━━━ DATASET RECORDS
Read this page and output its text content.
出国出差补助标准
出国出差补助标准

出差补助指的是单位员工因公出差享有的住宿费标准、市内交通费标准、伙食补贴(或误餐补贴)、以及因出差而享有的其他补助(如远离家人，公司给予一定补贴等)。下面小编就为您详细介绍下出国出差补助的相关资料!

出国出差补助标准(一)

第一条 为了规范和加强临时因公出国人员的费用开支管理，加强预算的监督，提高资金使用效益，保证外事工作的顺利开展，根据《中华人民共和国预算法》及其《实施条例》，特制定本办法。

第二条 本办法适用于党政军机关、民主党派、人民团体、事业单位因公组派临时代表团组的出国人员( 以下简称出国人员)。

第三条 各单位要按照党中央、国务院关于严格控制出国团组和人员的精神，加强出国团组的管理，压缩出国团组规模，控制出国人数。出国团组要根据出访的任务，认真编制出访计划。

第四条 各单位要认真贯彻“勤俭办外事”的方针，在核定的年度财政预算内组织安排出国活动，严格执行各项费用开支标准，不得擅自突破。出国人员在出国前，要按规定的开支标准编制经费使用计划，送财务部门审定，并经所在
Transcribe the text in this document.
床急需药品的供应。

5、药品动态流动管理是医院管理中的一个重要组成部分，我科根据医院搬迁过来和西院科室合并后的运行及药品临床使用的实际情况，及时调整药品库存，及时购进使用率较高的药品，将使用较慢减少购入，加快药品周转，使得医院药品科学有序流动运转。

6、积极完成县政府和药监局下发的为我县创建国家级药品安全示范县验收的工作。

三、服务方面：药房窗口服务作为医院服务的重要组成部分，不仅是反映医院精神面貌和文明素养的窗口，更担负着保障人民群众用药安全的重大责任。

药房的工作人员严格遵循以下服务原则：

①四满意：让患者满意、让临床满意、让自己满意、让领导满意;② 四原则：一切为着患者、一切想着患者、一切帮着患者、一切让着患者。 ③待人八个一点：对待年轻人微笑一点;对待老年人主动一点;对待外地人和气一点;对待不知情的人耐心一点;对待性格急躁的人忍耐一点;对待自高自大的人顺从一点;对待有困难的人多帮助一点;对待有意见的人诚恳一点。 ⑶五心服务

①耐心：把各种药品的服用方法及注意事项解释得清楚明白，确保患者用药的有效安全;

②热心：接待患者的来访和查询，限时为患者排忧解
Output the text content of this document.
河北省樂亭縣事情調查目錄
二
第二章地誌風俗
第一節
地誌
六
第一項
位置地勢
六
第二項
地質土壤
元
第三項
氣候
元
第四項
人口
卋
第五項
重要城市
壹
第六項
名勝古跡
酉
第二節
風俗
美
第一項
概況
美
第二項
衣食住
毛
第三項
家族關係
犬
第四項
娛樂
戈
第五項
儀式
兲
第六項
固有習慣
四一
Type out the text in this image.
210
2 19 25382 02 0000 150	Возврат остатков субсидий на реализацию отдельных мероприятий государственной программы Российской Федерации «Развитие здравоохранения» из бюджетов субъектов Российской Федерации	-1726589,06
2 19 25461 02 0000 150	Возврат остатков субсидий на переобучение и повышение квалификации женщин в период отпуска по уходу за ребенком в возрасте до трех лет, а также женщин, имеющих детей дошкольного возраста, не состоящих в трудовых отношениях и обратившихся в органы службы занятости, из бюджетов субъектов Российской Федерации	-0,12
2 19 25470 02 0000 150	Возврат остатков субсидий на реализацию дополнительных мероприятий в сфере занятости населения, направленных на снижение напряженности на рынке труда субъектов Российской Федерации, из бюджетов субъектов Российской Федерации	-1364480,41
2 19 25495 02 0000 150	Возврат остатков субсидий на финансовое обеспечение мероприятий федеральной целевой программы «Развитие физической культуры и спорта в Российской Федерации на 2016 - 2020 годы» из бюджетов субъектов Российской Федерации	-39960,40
━━━━━━
STATED EXERCISE -
Pick out each line above that includes "бюджетов" and show it.

ANSWER FOR THIS EXERCISE -
2 19 25382 02 0000 150	Возврат остатков субсидий на реализацию отдельных мероприятий государственной программы Российской Федерации «Развитие здравоохранения» из бюджетов субъектов Российской Федерации	-1726589,06
2 19 25461 02 0000 150	Возврат остатков субсидий на переобучение и повышение квалификации женщин в период отпуска по уходу за ребенком в возрасте до трех лет, а также женщин, имеющих детей дошкольного возраста, не состоящих в трудовых отношениях и обратившихся в органы службы занятости, из бюджетов субъектов Российской Федерации	-0,12
2 19 25470 02 0000 150	Возврат остатков субсидий на реализацию дополнительных мероприятий в сфере занятости населения, направленных на снижение напряженности на рынке труда субъектов Российской Федерации, из бюджетов субъектов Российской Федерации	-1364480,41
2 19 25495 02 0000 150	Возврат остатков субсидий на финансовое обеспечение мероприятий федеральной целевой программы «Развитие физической культуры и спорта в Российской Федерации на 2016 - 2020 годы» из бюджетов субъектов Российской Федерации	-39960,40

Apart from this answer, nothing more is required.